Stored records

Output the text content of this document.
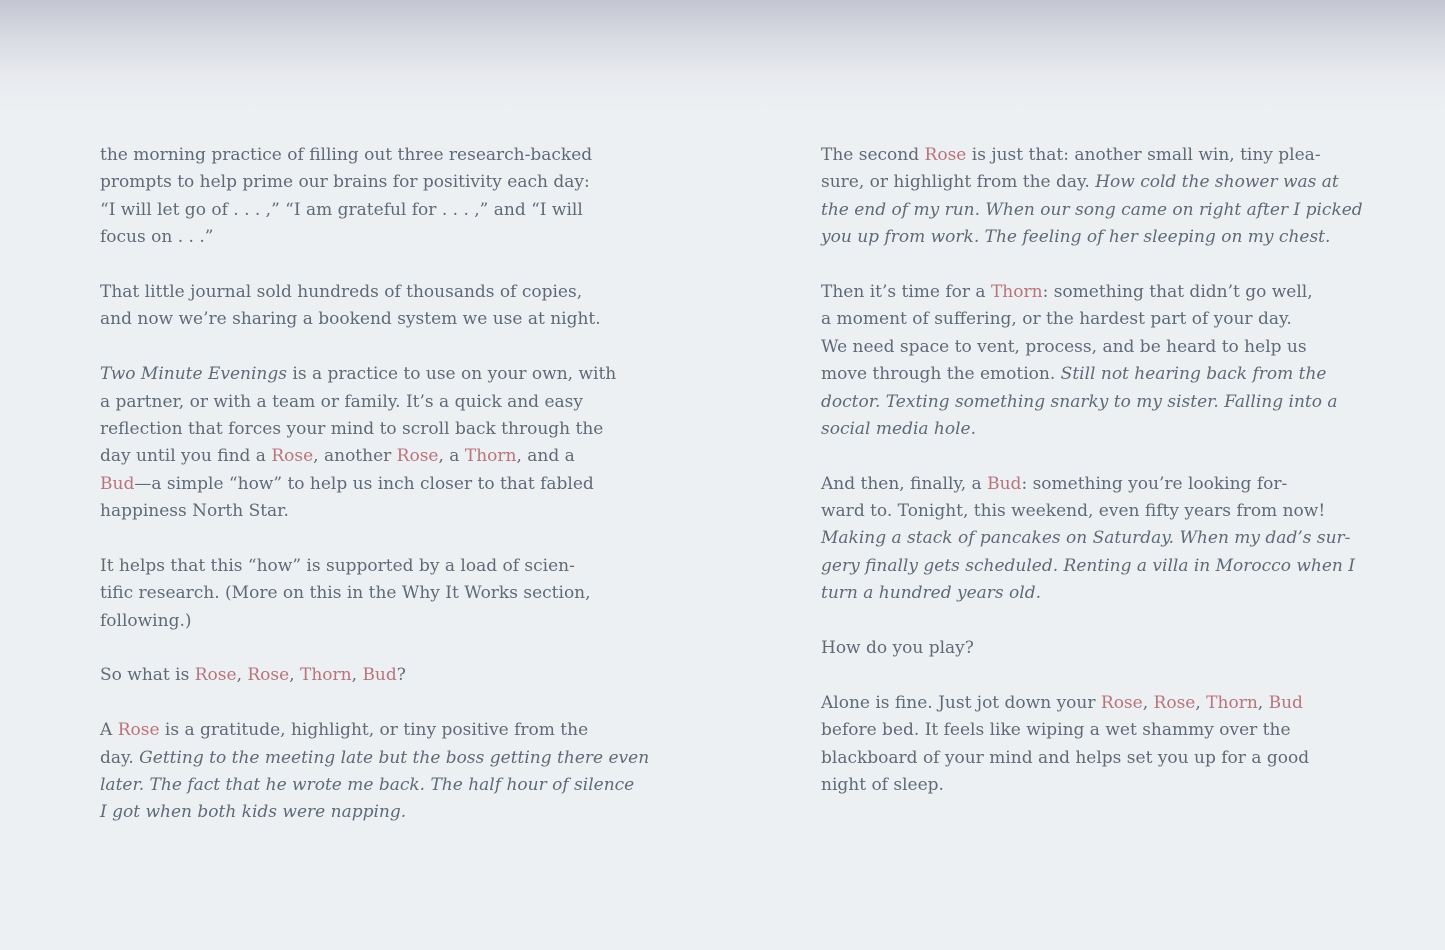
the morning practice of filling out three research-backed
prompts to help prime our brains for positivity each day:
“I will let go of . . . ,” “I am grateful for . . . ,” and “I will
focus on . . .”
That little journal sold hundreds of thousands of copies,
and now we’re sharing a bookend system we use at night.
Two Minute Evenings is a practice to use on your own, with
a partner, or with a team or family. It’s a quick and easy
reflection that forces your mind to scroll back through the
day until you find a Rose, another Rose, a Thorn, and a
Bud—a simple “how” to help us inch closer to that fabled
happiness North Star.
It helps that this “how” is supported by a load of scien-
tific research. (More on this in the Why It Works section,
following.)
So what is Rose, Rose, Thorn, Bud?
A Rose is a gratitude, highlight, or tiny positive from the
day. Getting to the meeting late but the boss getting there even
later. The fact that he wrote me back. The half hour of silence
I got when both kids were napping.
The second Rose is just that: another small win, tiny plea-
sure, or highlight from the day. How cold the shower was at
the end of my run. When our song came on right after I picked
you up from work. The feeling of her sleeping on my chest.
Then it’s time for a Thorn: something that didn’t go well,
a moment of suffering, or the hardest part of your day.
We need space to vent, process, and be heard to help us
move through the emotion. Still not hearing back from the
doctor. Texting something snarky to my sister. Falling into a
social media hole.
And then, finally, a Bud: something you’re looking for-
ward to. Tonight, this weekend, even fifty years from now!
Making a stack of pancakes on Saturday. When my dad’s sur-
gery finally gets scheduled. Renting a villa in Morocco when I
turn a hundred years old.
How do you play?
Alone is fine. Just jot down your Rose, Rose, Thorn, Bud
before bed. It feels like wiping a wet shammy over the
blackboard of your mind and helps set you up for a good
night of sleep.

▶ _EXERCISE_
Reply with the number of lines in the data that include the string "mind" and nothing else.

▶ _ANSWER IN FULL_
2